╭─ TEXTO CITADO

Durante el Segundo Año Geofísico Internacional (1956 a 1958)- cuatro chilenos- dos destacados científicos, un ayudante y un sargento enfermero de la Marina Nacional- fueron llevados en helicópteros a la Isla Robertson, y dejados allí durante un mes, en una casamata metálica desarmable, con un aparato radiotransmisor a batería y el equipo necesario para estudiar la geología, fauna y flora de la región.
Robertson se encuentra al sur del paralelo 65 y al este del meridiano 60, en el mar de Wedell. La isla de origen volcánico, con una superficie aproximada de 500 kilómetros cuadrados, abunda en basaltos.
A comienzos de enero, en medio de un tiempo tormentoso, los expedicionarios comprobaron un hecho que la certeza del rescate, fijada para el 20 de enero, restó importancia: el equipo de radio se descompuso, impidiendoles toda comunicación con el resto del mundo.
El doctor Tagle (se usan nombres supuestos a pedidos de los protagonistas de estos hechos) solía levantarse durante las convencionales noches para sorprender algún fenómeno meteorológico. El profesor Barros, que no compartía esta costumbre, había prohibido a su colega que lo despertase, aunque todas las auroras boreales del mundo flotasen sobre Robertson. Pero el 08 de enero, el doctor Tagle se arriesgó a quebrantar esta prohibición e interrumpió el sueño de Barros. Al ver la expresión del doctor Tagle, procedió a colocarse el equipo indispensable para afrontar los 21 grados centígrados bajo cero del exterior. El sol brillaba hacia el suroeste y el cielo, ahora sin nubes, cubría con un profundo y límpido azul los hielos quietos. Consta en los informes meteorológicos de la Armada que pocas veces se ha visto periodo de bonanza semejante en la región.

╰─
╭─ FILAS DE DATOS

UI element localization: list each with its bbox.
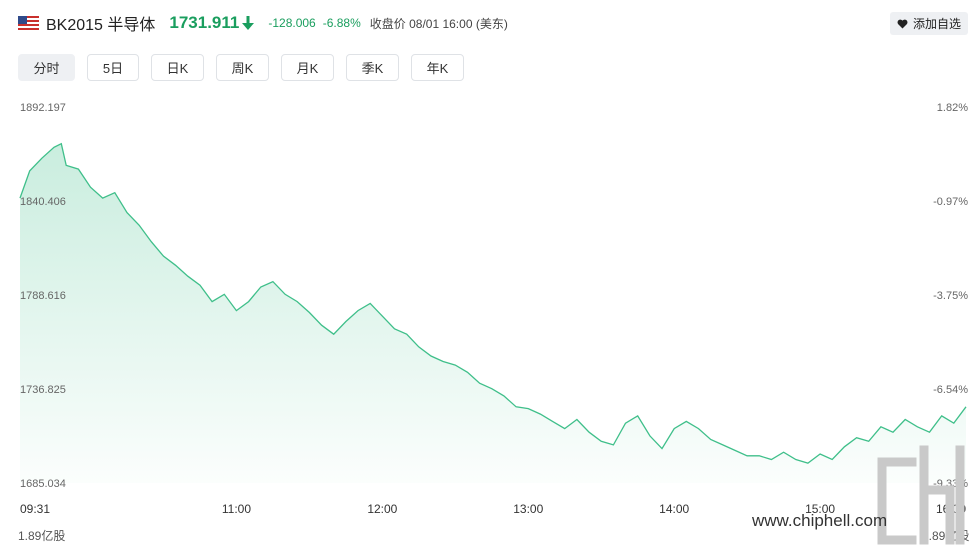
watermark-text: www.chiphell.com — [752, 511, 887, 530]
close-info: 收盘价 08/01 16:00 (美东) — [369, 16, 508, 31]
x-tick-label: 15:00 — [805, 502, 835, 516]
y-tick-label: 1736.825 — [20, 384, 66, 396]
us-flag-icon — [18, 15, 39, 31]
add-watchlist-label: 添加自选 — [912, 17, 961, 31]
y-tick-label: 1840.406 — [20, 196, 66, 208]
x-tick-label: 13:00 — [513, 502, 543, 516]
y-tick-label: 1788.616 — [20, 290, 66, 302]
last-price: 1731.911 — [169, 13, 240, 32]
x-tick-label: 12:00 — [367, 502, 397, 516]
x-tick-label: 14:00 — [659, 502, 689, 516]
y-tick-pct-label: -3.75% — [933, 290, 968, 302]
tab-monthly-k[interactable]: 月K — [281, 54, 334, 81]
arrow-down-icon — [242, 16, 255, 30]
stock-name: BK2015 半导体 — [46, 17, 156, 34]
y-tick-label: 1892.197 — [20, 102, 66, 114]
quote-header: BK2015 半导体 1731.911 -128.006 -6.88% 收盘价 … — [18, 8, 968, 38]
x-tick-label: 11:00 — [222, 502, 251, 516]
period-tabs: 分时 5日 日K 周K 月K 季K 年K — [18, 54, 476, 81]
y-tick-label: 1685.034 — [20, 478, 66, 490]
price-change: -128.006 — [268, 16, 316, 30]
tab-intraday[interactable]: 分时 — [18, 54, 75, 81]
intraday-chart[interactable]: 1892.197 1.82% 1840.406 -0.97% 1788.616 -3.75… — [0, 95, 980, 525]
tab-weekly-k[interactable]: 周K — [216, 54, 269, 81]
price-line — [19, 142, 967, 464]
add-watchlist-button[interactable]: 添加自选 — [889, 12, 968, 35]
price-change-pct: -6.88% — [322, 16, 361, 30]
y-tick-pct-label: -6.54% — [933, 384, 968, 396]
tab-quarterly-k[interactable]: 季K — [346, 54, 399, 81]
chiphell-watermark: www.chiphell.com — [752, 445, 965, 545]
heart-icon — [897, 19, 908, 29]
y-tick-pct-label: 1.82% — [937, 102, 968, 114]
price-area — [20, 143, 966, 483]
tab-daily-k[interactable]: 日K — [151, 54, 204, 81]
volume-label-left: 1.89亿股 — [18, 529, 66, 543]
y-tick-pct-label: -0.97% — [933, 196, 968, 208]
x-tick-label: 09:31 — [20, 502, 50, 516]
tab-5day[interactable]: 5日 — [87, 54, 139, 81]
chiphell-logo-shape — [877, 445, 965, 545]
tab-yearly-k[interactable]: 年K — [411, 54, 464, 81]
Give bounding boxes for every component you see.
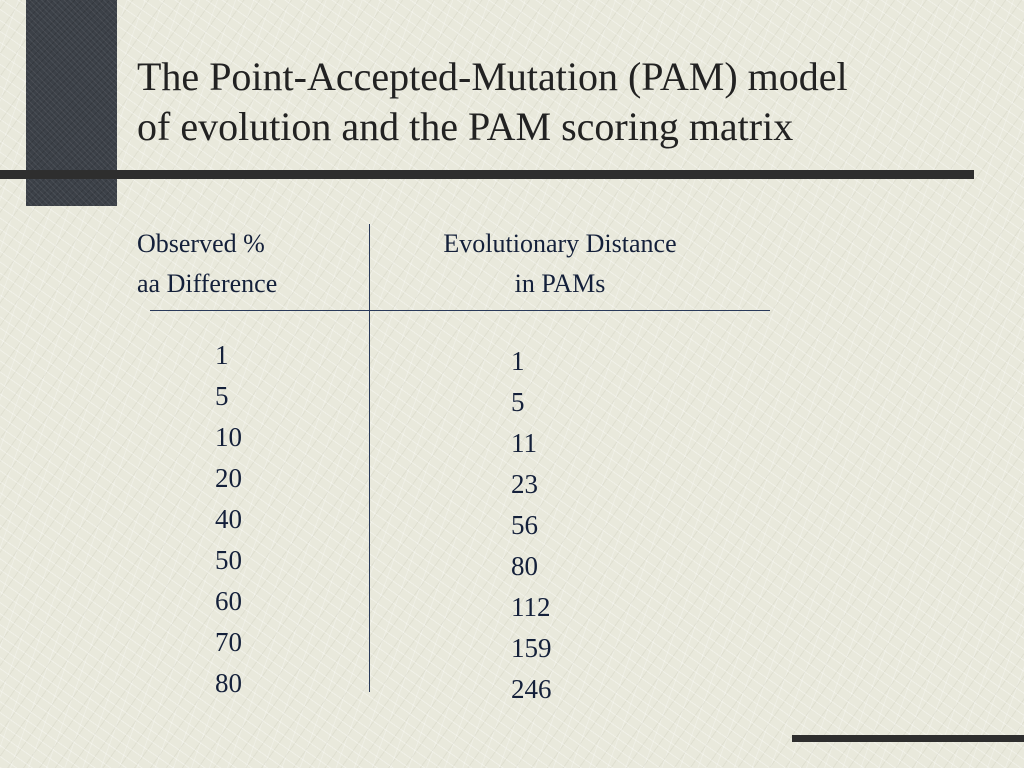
column-header-line: Evolutionary Distance: [443, 229, 677, 258]
column-header-line: in PAMs: [514, 269, 606, 298]
table-cell: 5: [511, 387, 525, 417]
table-vertical-divider: [369, 224, 370, 692]
column-header-observed-difference: Observed % aa Difference: [137, 224, 277, 304]
footer-rule: [792, 735, 1024, 742]
table-cell: 20: [215, 463, 242, 493]
table-cell: 10: [215, 422, 242, 452]
table-cell: 159: [511, 633, 552, 663]
table-horizontal-divider: [150, 310, 770, 311]
table-cell: 1: [215, 340, 229, 370]
table-cell: 23: [511, 469, 538, 499]
table-cell: 246: [511, 674, 552, 704]
slide-title-line-2: of evolution and the PAM scoring matrix: [137, 104, 794, 149]
title-divider-rule: [0, 170, 974, 179]
table-cell: 80: [511, 551, 538, 581]
column-header-evolutionary-distance: Evolutionary Distance in PAMs: [405, 224, 715, 304]
slide-title: The Point-Accepted-Mutation (PAM) model …: [137, 52, 977, 152]
table-cell: 50: [215, 545, 242, 575]
table-cell: 40: [215, 504, 242, 534]
column-header-line: Observed %: [137, 229, 265, 258]
table-cell: 60: [215, 586, 242, 616]
table-cell: 56: [511, 510, 538, 540]
table-cell: 70: [215, 627, 242, 657]
table-cell: 5: [215, 381, 229, 411]
observed-difference-column: 1 5 10 20 40 50 60 70 80: [215, 335, 242, 704]
table-cell: 11: [511, 428, 537, 458]
table-cell: 112: [511, 592, 551, 622]
table-cell: 1: [511, 346, 525, 376]
table-cell: 80: [215, 668, 242, 698]
evolutionary-distance-column: 1 5 11 23 56 80 112 159 246: [511, 341, 552, 710]
slide-title-line-1: The Point-Accepted-Mutation (PAM) model: [137, 54, 848, 99]
column-header-line: aa Difference: [137, 269, 278, 298]
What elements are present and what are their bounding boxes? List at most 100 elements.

╰─

Transcribe literalmente el fragmento del texto sobre la expedición a la Isla Robertson que va desde "El doctor Tagle (se" hasta "en la región.", ambos incluidos. Usa únicamente la información del texto sobre la expedición a la Isla Robertson.

El doctor Tagle (se usan nombres supuestos a pedidos de los protagonistas de estos hechos) solía levantarse durante las convencionales noches para sorprender algún fenómeno meteorológico. El profesor Barros, que no compartía esta costumbre, había prohibido a su colega que lo despertase, aunque todas las auroras boreales del mundo flotasen sobre Robertson. Pero el 08 de enero, el doctor Tagle se arriesgó a quebrantar esta prohibición e interrumpió el sueño de Barros. Al ver la expresión del doctor Tagle, procedió a colocarse el equipo indispensable para afrontar los 21 grados centígrados bajo cero del exterior. El sol brillaba hacia el suroeste y el cielo, ahora sin nubes, cubría con un profundo y límpido azul los hielos quietos. Consta en los informes meteorológicos de la Armada que pocas veces se ha visto periodo de bonanza semejante en la región.